Transcribe the full listing exactly, and drop every picture.
>> Begin Provided material
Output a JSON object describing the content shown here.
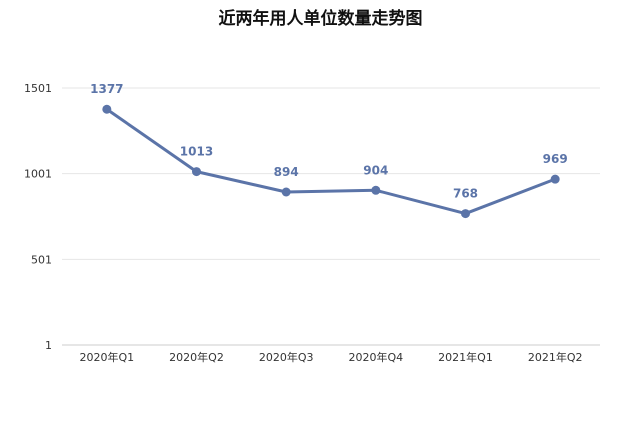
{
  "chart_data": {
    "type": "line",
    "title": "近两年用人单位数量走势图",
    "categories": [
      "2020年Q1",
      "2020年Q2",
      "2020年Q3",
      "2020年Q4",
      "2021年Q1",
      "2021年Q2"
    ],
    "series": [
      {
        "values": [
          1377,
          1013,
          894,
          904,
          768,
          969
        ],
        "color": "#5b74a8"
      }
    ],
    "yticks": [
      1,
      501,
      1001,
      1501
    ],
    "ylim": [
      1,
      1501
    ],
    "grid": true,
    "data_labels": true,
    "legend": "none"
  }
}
>> End Provided material
• [Solution to the problem]
Output a JSON object describing the content shown here.
{
  "chart_data": {
    "type": "line",
    "title": "近两年用人单位数量走势图",
    "categories": [
      "2020年Q1",
      "2020年Q2",
      "2020年Q3",
      "2020年Q4",
      "2021年Q1",
      "2021年Q2"
    ],
    "series": [
      {
        "values": [
          1377,
          1013,
          894,
          904,
          768,
          969
        ],
        "color": "#5b74a8"
      }
    ],
    "yticks": [
      1,
      501,
      1001,
      1501
    ],
    "ylim": [
      1,
      1501
    ],
    "grid": true,
    "data_labels": true,
    "legend": "none"
  }
}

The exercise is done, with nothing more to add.